§ Material for the task

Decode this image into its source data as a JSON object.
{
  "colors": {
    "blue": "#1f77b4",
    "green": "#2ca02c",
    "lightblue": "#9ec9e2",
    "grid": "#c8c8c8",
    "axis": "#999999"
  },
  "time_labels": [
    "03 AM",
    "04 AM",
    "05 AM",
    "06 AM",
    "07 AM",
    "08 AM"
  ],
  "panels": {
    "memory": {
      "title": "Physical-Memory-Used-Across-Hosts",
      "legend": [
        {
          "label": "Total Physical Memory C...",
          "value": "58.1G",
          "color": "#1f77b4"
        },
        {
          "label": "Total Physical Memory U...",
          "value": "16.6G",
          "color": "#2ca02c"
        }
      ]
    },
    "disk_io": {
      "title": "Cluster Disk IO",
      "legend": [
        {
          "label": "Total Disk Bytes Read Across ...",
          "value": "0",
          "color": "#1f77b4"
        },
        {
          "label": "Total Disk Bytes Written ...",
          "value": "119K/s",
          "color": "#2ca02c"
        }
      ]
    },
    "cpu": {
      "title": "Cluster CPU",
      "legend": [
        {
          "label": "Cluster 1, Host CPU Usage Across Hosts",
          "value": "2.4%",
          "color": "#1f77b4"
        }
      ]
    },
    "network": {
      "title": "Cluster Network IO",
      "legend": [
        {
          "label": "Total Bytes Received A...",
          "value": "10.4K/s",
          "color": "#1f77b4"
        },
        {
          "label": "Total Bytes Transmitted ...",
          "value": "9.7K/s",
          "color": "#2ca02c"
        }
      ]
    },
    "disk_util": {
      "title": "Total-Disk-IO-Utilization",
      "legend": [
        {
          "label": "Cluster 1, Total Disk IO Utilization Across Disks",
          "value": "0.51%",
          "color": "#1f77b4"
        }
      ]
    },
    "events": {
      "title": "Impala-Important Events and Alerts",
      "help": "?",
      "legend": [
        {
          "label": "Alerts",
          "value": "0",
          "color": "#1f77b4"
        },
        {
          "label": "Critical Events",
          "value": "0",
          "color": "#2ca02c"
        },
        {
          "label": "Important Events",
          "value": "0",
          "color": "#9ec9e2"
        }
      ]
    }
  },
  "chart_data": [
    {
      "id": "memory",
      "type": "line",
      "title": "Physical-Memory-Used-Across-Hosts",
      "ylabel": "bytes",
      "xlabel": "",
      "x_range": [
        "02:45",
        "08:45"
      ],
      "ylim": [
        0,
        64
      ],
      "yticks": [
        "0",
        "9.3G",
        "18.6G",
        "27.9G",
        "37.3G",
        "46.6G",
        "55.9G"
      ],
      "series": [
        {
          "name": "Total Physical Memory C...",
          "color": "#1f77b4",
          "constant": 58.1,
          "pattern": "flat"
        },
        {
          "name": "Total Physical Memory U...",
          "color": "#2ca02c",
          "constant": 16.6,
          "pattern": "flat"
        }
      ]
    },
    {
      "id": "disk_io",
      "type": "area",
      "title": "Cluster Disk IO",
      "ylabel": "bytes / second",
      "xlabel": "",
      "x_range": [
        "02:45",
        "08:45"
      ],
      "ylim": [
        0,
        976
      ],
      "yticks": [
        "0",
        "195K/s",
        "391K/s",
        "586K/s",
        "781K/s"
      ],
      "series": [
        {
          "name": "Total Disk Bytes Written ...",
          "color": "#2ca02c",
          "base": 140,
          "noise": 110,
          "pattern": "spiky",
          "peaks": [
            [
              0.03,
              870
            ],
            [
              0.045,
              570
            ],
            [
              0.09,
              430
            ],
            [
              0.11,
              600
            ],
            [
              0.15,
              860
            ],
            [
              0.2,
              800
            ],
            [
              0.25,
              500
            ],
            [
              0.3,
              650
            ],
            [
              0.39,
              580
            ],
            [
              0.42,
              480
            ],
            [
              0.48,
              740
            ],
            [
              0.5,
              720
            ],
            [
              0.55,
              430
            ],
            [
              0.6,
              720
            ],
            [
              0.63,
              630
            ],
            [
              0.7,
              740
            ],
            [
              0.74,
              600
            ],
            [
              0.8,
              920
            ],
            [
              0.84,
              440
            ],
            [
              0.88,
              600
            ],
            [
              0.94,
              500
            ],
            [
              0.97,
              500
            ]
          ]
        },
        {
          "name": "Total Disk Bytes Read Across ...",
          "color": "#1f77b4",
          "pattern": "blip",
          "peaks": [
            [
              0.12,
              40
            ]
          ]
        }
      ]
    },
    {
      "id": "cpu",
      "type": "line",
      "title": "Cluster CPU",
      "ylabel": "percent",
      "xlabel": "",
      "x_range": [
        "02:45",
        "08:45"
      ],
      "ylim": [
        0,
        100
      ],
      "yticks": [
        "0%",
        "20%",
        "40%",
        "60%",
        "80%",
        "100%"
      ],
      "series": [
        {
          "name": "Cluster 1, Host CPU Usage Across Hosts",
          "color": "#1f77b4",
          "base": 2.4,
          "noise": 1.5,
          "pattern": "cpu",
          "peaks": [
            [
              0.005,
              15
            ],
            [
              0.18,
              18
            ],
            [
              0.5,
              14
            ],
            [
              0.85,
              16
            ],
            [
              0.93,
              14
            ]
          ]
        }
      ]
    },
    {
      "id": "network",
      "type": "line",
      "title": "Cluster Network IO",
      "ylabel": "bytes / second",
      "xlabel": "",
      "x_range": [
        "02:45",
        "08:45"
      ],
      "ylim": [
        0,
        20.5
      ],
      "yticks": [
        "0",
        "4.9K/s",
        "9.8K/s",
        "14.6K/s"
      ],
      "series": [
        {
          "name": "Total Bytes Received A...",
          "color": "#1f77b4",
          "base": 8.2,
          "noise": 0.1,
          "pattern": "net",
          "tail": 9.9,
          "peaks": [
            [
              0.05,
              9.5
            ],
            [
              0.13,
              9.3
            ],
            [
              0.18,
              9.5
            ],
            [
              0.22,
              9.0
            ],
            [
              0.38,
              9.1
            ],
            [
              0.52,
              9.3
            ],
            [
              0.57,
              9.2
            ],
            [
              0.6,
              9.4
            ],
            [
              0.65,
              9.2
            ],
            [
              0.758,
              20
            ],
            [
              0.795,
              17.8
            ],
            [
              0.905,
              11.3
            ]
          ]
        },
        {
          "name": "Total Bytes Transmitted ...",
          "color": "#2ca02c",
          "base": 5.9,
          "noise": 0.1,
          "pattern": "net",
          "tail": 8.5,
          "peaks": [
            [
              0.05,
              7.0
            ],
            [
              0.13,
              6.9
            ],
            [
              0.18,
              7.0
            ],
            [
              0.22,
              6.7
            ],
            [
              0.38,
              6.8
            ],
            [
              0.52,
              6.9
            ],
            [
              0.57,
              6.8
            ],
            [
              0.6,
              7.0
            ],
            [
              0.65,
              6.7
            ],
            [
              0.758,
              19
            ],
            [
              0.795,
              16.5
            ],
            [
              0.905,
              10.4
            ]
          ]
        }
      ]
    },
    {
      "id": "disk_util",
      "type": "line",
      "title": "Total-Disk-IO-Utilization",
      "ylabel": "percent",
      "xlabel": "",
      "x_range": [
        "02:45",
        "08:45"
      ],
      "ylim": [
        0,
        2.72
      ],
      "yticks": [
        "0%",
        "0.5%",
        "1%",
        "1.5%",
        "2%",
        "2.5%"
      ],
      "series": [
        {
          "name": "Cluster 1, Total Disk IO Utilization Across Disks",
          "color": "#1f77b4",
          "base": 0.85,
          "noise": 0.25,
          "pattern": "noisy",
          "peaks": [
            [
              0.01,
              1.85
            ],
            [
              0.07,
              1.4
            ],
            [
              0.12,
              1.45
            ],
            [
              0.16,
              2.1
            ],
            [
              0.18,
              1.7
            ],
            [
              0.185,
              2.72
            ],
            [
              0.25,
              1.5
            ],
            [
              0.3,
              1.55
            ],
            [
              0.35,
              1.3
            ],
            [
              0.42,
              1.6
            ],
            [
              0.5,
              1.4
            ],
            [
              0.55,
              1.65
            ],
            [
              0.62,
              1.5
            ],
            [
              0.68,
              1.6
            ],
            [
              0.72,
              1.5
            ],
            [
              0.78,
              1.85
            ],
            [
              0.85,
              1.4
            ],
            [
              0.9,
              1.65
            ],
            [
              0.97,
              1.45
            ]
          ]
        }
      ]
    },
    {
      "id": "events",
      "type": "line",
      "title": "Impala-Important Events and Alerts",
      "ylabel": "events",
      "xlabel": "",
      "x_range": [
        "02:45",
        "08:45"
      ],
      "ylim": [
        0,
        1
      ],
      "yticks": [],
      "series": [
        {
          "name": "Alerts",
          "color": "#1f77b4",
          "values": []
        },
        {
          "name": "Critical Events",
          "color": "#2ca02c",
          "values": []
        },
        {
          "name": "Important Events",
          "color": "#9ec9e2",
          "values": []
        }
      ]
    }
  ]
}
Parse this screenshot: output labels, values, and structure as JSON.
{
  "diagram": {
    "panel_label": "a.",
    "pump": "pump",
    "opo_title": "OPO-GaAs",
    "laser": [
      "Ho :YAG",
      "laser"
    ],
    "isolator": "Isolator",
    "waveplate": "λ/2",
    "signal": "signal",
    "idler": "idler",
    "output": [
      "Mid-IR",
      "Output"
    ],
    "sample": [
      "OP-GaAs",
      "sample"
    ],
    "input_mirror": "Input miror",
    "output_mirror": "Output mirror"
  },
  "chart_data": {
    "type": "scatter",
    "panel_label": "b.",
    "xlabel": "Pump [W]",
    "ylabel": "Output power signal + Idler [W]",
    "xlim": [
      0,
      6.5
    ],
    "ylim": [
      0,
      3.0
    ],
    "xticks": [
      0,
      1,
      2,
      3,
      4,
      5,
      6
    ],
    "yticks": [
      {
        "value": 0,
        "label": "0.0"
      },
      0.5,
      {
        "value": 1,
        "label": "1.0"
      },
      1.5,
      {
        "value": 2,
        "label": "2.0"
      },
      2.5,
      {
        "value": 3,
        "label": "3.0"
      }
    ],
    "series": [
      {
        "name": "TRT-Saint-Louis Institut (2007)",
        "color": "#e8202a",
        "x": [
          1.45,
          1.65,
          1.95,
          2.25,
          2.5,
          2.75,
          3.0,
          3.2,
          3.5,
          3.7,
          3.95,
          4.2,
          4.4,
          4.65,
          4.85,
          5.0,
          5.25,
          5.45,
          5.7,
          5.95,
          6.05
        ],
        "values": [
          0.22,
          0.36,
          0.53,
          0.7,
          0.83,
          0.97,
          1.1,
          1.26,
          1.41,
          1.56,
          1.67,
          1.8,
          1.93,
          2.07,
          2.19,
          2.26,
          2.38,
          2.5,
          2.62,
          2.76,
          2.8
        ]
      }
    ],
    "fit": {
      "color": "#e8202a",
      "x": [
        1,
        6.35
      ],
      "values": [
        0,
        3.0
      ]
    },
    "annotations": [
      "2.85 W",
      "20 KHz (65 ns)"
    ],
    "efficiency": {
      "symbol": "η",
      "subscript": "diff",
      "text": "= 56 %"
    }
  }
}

§ Exercise prompt
Give the number of lines above that hold the word "ylabel", and nothing more.

§ Solution to the exercise
7